» **STATED PROBLEM**: Transcribe all of the material below word for word and leave out its pictures.

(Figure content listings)
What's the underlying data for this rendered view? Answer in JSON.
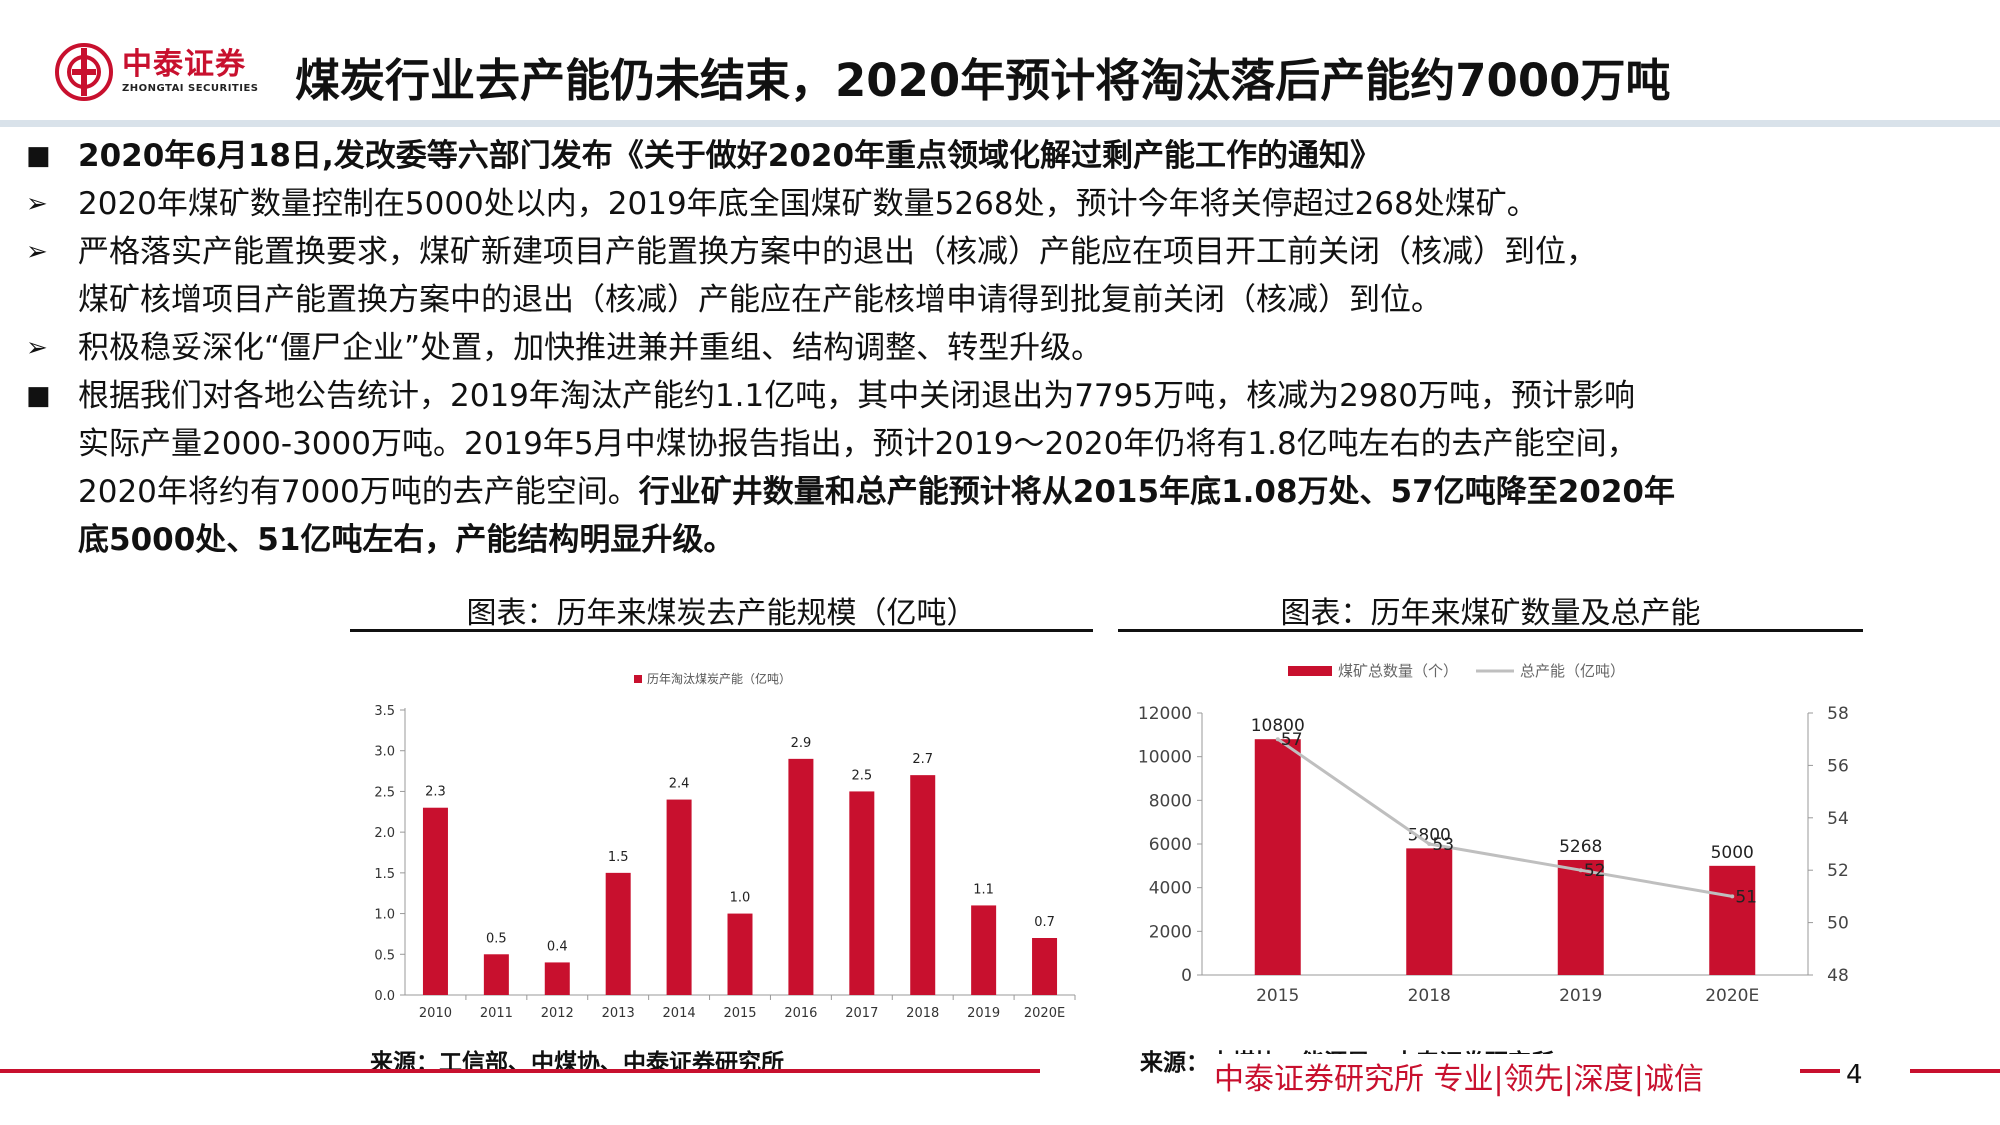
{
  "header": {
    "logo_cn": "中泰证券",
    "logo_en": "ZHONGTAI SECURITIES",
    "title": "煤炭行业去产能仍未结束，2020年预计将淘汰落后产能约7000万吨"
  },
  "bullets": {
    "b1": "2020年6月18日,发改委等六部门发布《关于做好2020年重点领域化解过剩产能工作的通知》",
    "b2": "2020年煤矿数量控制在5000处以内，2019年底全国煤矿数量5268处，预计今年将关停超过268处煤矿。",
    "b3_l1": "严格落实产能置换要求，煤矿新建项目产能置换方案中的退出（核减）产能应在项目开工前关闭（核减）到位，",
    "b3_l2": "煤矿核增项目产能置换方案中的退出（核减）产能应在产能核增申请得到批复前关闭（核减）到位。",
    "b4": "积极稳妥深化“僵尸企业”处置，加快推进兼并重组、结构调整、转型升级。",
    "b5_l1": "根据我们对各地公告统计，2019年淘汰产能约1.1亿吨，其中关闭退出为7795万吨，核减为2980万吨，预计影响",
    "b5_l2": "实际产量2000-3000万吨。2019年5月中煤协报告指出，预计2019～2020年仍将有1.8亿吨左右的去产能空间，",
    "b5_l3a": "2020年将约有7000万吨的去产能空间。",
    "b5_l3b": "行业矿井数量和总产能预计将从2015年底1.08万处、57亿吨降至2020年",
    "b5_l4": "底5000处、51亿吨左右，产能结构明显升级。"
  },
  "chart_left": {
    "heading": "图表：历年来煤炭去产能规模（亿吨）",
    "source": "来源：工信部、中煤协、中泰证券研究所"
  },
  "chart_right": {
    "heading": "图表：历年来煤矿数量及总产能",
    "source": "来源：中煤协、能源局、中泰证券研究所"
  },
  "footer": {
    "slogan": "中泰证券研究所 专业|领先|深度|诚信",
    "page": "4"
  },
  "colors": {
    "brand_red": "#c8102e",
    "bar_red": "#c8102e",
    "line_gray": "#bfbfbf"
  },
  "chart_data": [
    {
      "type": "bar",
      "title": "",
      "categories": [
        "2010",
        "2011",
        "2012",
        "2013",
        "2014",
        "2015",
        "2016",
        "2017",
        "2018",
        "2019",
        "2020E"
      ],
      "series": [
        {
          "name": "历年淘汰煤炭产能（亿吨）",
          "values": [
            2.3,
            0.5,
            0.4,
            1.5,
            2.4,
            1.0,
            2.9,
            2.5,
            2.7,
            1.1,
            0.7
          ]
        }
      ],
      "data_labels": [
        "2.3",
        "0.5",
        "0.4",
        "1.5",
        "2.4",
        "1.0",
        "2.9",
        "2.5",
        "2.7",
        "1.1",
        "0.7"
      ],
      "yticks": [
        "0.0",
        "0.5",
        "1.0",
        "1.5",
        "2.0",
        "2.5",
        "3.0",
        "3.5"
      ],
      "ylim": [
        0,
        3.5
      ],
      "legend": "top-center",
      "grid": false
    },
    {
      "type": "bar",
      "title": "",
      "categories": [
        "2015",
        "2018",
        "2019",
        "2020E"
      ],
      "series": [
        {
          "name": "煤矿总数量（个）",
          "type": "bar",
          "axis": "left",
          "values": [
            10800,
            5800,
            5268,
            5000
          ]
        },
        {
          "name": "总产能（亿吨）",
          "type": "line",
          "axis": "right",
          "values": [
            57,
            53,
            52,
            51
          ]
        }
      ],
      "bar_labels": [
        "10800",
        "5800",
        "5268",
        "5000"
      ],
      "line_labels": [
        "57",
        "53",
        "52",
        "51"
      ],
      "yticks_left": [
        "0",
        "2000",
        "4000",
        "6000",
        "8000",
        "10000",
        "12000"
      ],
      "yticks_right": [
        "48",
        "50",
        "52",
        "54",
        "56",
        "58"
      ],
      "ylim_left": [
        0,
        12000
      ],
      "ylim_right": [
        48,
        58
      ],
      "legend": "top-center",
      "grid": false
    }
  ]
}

» **PROBLEM SOLUTION**:
What's the underlying data for this rendered view? Answer in JSON.
{
  "header": {
    "logo_cn": "中泰证券",
    "logo_en": "ZHONGTAI SECURITIES",
    "title": "煤炭行业去产能仍未结束，2020年预计将淘汰落后产能约7000万吨"
  },
  "bullets": {
    "b1": "2020年6月18日,发改委等六部门发布《关于做好2020年重点领域化解过剩产能工作的通知》",
    "b2": "2020年煤矿数量控制在5000处以内，2019年底全国煤矿数量5268处，预计今年将关停超过268处煤矿。",
    "b3_l1": "严格落实产能置换要求，煤矿新建项目产能置换方案中的退出（核减）产能应在项目开工前关闭（核减）到位，",
    "b3_l2": "煤矿核增项目产能置换方案中的退出（核减）产能应在产能核增申请得到批复前关闭（核减）到位。",
    "b4": "积极稳妥深化“僵尸企业”处置，加快推进兼并重组、结构调整、转型升级。",
    "b5_l1": "根据我们对各地公告统计，2019年淘汰产能约1.1亿吨，其中关闭退出为7795万吨，核减为2980万吨，预计影响",
    "b5_l2": "实际产量2000-3000万吨。2019年5月中煤协报告指出，预计2019～2020年仍将有1.8亿吨左右的去产能空间，",
    "b5_l3a": "2020年将约有7000万吨的去产能空间。",
    "b5_l3b": "行业矿井数量和总产能预计将从2015年底1.08万处、57亿吨降至2020年",
    "b5_l4": "底5000处、51亿吨左右，产能结构明显升级。"
  },
  "chart_left": {
    "heading": "图表：历年来煤炭去产能规模（亿吨）",
    "source": "来源：工信部、中煤协、中泰证券研究所"
  },
  "chart_right": {
    "heading": "图表：历年来煤矿数量及总产能",
    "source": "来源：中煤协、能源局、中泰证券研究所"
  },
  "footer": {
    "slogan": "中泰证券研究所 专业|领先|深度|诚信",
    "page": "4"
  },
  "colors": {
    "brand_red": "#c8102e",
    "bar_red": "#c8102e",
    "line_gray": "#bfbfbf"
  },
  "chart_data": [
    {
      "type": "bar",
      "title": "",
      "categories": [
        "2010",
        "2011",
        "2012",
        "2013",
        "2014",
        "2015",
        "2016",
        "2017",
        "2018",
        "2019",
        "2020E"
      ],
      "series": [
        {
          "name": "历年淘汰煤炭产能（亿吨）",
          "values": [
            2.3,
            0.5,
            0.4,
            1.5,
            2.4,
            1.0,
            2.9,
            2.5,
            2.7,
            1.1,
            0.7
          ]
        }
      ],
      "data_labels": [
        "2.3",
        "0.5",
        "0.4",
        "1.5",
        "2.4",
        "1.0",
        "2.9",
        "2.5",
        "2.7",
        "1.1",
        "0.7"
      ],
      "yticks": [
        "0.0",
        "0.5",
        "1.0",
        "1.5",
        "2.0",
        "2.5",
        "3.0",
        "3.5"
      ],
      "ylim": [
        0,
        3.5
      ],
      "legend": "top-center",
      "grid": false
    },
    {
      "type": "bar",
      "title": "",
      "categories": [
        "2015",
        "2018",
        "2019",
        "2020E"
      ],
      "series": [
        {
          "name": "煤矿总数量（个）",
          "type": "bar",
          "axis": "left",
          "values": [
            10800,
            5800,
            5268,
            5000
          ]
        },
        {
          "name": "总产能（亿吨）",
          "type": "line",
          "axis": "right",
          "values": [
            57,
            53,
            52,
            51
          ]
        }
      ],
      "bar_labels": [
        "10800",
        "5800",
        "5268",
        "5000"
      ],
      "line_labels": [
        "57",
        "53",
        "52",
        "51"
      ],
      "yticks_left": [
        "0",
        "2000",
        "4000",
        "6000",
        "8000",
        "10000",
        "12000"
      ],
      "yticks_right": [
        "48",
        "50",
        "52",
        "54",
        "56",
        "58"
      ],
      "ylim_left": [
        0,
        12000
      ],
      "ylim_right": [
        48,
        58
      ],
      "legend": "top-center",
      "grid": false
    }
  ]
}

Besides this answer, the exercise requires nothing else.